● **SUPPLIED ENTRIES**:
══════
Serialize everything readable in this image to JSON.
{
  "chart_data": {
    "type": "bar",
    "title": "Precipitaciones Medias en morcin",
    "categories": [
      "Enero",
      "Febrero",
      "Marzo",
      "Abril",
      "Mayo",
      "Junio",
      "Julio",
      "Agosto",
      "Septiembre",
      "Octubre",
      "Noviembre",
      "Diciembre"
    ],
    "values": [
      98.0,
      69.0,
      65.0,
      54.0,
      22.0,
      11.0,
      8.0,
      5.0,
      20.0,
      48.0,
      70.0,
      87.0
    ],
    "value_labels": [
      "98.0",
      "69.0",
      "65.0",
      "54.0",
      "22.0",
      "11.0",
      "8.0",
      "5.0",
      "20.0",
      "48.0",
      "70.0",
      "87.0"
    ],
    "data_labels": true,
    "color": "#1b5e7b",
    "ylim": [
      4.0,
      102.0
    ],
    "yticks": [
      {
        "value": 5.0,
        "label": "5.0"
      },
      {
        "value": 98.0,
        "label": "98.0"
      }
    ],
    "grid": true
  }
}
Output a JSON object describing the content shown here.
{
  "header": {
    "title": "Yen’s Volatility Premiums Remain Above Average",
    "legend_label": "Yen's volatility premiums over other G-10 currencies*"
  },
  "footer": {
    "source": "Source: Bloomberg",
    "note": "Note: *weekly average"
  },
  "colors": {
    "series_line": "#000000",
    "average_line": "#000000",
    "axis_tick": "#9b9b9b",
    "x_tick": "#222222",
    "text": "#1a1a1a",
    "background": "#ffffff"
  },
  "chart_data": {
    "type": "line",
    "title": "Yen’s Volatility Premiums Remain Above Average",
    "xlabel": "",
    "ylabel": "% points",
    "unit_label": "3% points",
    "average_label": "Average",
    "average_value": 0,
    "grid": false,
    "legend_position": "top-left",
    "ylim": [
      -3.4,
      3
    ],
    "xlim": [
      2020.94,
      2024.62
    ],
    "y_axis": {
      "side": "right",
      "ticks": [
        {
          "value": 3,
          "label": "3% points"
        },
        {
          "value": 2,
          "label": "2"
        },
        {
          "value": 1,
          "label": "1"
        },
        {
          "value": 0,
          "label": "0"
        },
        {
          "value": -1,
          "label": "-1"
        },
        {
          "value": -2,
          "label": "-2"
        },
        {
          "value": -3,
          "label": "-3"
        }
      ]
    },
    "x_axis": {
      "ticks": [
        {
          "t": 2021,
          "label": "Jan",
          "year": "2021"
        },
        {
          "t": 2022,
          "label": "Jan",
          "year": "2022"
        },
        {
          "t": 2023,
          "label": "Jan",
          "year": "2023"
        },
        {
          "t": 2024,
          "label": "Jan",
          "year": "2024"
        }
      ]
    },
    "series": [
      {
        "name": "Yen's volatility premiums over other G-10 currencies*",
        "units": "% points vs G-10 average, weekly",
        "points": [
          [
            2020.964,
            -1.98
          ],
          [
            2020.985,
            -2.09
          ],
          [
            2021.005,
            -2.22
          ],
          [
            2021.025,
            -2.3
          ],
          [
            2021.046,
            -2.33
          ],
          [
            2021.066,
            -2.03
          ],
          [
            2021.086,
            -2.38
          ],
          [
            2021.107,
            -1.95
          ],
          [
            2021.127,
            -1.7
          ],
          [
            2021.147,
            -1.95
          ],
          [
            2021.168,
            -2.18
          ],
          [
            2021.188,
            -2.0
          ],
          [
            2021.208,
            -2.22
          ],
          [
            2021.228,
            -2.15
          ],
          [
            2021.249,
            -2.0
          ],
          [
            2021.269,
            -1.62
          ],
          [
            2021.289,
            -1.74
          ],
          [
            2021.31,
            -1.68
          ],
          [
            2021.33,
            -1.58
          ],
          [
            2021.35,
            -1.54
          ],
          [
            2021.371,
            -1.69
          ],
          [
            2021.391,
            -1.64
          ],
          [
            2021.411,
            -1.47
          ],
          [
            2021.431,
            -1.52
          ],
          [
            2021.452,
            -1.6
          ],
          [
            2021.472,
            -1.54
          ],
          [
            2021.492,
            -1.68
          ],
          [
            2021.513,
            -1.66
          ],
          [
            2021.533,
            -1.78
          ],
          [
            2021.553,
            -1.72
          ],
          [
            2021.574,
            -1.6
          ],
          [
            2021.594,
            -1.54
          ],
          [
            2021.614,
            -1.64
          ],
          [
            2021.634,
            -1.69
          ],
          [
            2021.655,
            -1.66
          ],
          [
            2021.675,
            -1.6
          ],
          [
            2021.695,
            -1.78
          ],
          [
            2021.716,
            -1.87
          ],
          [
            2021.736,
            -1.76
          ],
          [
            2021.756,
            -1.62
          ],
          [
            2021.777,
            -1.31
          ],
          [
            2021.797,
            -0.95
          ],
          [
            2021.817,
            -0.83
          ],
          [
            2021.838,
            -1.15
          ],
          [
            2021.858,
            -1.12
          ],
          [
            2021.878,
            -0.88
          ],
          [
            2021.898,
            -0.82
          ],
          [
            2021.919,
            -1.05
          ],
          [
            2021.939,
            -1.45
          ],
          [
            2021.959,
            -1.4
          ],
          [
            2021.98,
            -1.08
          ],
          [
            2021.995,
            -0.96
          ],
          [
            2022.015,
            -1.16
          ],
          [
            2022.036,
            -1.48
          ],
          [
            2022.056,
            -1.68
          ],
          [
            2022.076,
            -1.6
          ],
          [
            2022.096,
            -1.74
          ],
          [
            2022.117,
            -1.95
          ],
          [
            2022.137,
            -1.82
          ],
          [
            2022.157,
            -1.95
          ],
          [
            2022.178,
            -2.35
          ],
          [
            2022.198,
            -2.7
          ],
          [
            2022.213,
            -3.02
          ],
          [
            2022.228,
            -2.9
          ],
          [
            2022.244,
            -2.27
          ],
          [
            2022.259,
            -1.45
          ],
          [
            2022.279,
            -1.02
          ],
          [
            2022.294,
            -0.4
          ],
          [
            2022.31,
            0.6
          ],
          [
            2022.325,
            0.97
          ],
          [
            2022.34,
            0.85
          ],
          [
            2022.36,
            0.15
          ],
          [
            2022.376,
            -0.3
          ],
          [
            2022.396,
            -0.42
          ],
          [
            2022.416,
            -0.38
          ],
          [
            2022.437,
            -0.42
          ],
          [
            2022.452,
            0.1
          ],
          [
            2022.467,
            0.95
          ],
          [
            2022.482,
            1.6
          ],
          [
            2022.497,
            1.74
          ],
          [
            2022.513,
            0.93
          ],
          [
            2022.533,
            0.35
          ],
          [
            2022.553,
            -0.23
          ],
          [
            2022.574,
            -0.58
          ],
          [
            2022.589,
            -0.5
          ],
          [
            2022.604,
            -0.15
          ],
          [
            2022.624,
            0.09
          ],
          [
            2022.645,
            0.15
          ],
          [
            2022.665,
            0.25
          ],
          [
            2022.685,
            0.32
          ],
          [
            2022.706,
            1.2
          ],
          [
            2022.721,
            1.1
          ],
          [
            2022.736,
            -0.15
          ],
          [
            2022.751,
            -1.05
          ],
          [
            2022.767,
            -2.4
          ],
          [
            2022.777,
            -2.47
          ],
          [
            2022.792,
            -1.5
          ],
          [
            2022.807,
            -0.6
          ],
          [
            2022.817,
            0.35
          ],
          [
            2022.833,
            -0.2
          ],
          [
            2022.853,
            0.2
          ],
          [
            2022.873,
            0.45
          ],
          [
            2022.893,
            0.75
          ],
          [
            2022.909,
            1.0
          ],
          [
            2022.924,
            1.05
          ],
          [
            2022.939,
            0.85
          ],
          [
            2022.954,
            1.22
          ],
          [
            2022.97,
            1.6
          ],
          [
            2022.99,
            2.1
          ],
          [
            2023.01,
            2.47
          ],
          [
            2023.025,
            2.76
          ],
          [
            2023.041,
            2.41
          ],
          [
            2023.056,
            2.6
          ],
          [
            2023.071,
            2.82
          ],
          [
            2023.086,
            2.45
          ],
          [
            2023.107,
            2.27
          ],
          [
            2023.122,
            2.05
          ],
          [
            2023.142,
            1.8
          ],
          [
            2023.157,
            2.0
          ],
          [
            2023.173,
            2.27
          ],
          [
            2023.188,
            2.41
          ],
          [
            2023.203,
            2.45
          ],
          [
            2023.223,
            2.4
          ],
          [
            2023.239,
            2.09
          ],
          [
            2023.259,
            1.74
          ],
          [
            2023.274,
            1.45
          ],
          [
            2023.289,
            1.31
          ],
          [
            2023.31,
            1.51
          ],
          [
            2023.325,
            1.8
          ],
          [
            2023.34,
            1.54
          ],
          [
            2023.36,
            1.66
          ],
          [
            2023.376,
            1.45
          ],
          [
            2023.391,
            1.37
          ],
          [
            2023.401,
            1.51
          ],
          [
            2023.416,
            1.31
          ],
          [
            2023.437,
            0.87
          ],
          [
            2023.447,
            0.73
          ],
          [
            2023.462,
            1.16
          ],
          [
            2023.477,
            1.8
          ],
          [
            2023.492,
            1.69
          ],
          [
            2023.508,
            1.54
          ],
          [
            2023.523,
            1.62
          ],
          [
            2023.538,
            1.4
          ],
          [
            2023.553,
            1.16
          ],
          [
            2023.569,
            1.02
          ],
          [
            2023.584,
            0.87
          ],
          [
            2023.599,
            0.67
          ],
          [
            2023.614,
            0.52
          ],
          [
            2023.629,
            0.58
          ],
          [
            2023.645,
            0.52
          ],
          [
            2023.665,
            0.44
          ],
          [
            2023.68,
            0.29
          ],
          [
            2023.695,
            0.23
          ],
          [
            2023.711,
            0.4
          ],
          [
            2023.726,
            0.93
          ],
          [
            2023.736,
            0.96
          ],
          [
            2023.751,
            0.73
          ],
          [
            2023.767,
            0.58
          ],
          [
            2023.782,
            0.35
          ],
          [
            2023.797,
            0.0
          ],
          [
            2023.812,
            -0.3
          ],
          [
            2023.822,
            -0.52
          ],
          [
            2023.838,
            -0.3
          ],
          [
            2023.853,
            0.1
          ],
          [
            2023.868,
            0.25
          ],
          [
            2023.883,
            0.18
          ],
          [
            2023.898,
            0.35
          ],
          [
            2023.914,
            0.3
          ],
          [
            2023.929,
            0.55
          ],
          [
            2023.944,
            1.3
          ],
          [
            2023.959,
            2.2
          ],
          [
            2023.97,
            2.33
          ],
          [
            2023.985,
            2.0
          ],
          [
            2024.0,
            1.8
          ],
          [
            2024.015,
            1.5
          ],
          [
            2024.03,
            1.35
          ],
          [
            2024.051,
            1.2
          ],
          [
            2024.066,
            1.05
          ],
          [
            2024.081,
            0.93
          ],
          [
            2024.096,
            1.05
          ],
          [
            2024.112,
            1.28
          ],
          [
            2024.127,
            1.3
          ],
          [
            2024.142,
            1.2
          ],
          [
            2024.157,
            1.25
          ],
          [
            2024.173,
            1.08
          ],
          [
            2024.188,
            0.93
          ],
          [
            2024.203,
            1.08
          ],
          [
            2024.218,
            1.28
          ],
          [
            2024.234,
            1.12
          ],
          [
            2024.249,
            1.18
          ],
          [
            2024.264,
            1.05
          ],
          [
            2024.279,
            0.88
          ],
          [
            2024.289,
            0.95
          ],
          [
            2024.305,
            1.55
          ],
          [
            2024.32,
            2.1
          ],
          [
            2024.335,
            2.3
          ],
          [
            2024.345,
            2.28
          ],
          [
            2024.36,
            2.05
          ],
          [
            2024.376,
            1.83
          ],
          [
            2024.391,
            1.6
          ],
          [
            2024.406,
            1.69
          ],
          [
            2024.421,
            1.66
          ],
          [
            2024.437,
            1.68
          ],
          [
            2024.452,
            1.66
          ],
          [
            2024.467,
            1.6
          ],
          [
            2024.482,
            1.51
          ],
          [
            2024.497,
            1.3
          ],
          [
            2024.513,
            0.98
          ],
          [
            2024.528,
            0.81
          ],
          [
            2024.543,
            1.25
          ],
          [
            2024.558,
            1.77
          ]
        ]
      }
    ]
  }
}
══════
● **REQUIREMENT**:
Look for the word "points" in every line of the listing and copy the lines that have it.

● **CORRECT RESPONSE**:
    "ylabel": "% points",
    "unit_label": "3% points",
          "label": "3% points"
        "units": "% points vs G-10 average, weekly",
        "points": [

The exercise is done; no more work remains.